• _REQUIRED TASK_
Scan the lines below for the string "altre" and report how many lines contain it, giving only the number.
# # # # # # #
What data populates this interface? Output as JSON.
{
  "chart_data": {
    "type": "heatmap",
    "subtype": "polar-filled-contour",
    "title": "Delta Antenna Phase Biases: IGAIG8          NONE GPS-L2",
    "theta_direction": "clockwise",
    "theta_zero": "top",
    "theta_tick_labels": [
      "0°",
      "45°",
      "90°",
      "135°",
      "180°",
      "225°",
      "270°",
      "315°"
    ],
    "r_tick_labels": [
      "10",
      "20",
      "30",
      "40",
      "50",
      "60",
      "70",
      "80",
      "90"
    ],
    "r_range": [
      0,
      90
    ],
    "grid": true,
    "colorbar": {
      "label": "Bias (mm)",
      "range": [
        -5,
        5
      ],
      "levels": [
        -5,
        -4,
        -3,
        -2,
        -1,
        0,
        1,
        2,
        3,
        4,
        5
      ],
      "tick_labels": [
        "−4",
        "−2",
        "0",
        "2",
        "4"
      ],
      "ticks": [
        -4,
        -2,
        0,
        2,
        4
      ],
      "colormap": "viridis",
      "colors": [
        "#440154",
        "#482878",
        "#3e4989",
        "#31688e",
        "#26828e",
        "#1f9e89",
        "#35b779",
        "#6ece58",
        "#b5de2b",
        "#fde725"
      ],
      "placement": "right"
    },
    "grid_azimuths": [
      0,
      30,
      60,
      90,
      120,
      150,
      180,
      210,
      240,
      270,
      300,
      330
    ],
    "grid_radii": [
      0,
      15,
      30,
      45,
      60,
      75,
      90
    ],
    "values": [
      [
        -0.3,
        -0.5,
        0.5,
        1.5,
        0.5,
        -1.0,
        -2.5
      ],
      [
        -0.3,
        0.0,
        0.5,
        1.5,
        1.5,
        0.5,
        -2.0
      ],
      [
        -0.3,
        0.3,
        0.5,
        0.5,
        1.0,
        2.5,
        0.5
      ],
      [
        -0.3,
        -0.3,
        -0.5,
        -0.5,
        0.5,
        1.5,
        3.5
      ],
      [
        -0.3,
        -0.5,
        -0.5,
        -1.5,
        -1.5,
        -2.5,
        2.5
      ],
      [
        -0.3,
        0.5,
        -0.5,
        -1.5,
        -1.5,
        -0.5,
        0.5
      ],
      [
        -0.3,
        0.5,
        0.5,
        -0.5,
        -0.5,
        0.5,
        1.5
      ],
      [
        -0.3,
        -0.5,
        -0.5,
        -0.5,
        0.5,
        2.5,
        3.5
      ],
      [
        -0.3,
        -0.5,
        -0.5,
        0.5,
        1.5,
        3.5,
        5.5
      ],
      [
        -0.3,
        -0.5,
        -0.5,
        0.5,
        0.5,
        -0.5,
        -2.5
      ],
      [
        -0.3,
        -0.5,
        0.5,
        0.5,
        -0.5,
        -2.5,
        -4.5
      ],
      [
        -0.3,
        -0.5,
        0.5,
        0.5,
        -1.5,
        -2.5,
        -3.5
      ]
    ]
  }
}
# # # # # # #
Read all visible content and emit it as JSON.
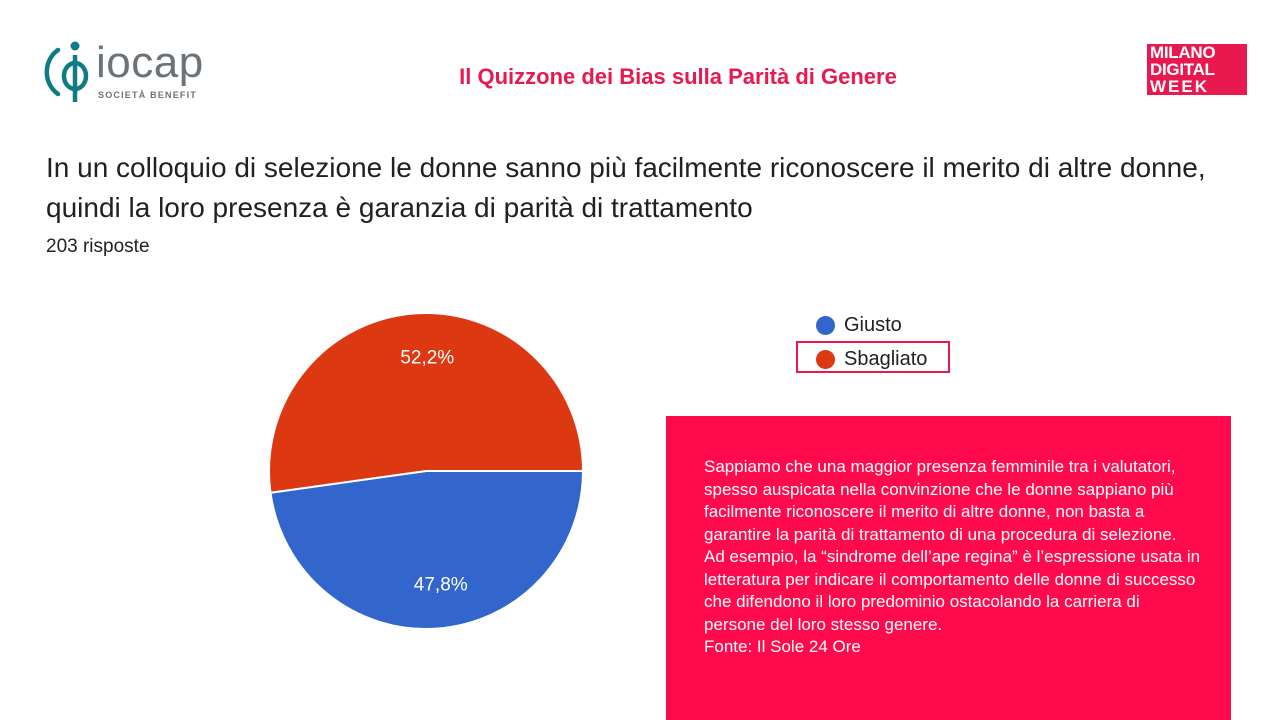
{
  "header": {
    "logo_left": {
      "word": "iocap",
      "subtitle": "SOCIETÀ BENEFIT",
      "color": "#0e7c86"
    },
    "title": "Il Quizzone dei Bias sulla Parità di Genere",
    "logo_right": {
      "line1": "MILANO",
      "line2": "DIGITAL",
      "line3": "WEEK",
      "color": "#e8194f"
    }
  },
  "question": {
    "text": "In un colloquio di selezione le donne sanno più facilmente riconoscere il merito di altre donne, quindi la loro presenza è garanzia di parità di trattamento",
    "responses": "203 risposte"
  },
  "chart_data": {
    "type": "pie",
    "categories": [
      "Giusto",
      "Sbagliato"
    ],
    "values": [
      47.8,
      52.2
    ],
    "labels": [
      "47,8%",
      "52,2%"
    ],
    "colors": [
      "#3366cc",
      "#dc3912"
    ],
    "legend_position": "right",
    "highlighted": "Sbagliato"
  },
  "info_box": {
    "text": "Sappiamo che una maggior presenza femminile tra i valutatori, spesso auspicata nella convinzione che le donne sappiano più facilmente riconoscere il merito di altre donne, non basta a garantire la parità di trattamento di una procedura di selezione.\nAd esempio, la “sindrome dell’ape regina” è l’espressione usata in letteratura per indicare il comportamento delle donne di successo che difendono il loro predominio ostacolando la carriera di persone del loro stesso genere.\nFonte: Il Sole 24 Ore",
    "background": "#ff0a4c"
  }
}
# # # # # # #
• _THE ANSWER_
2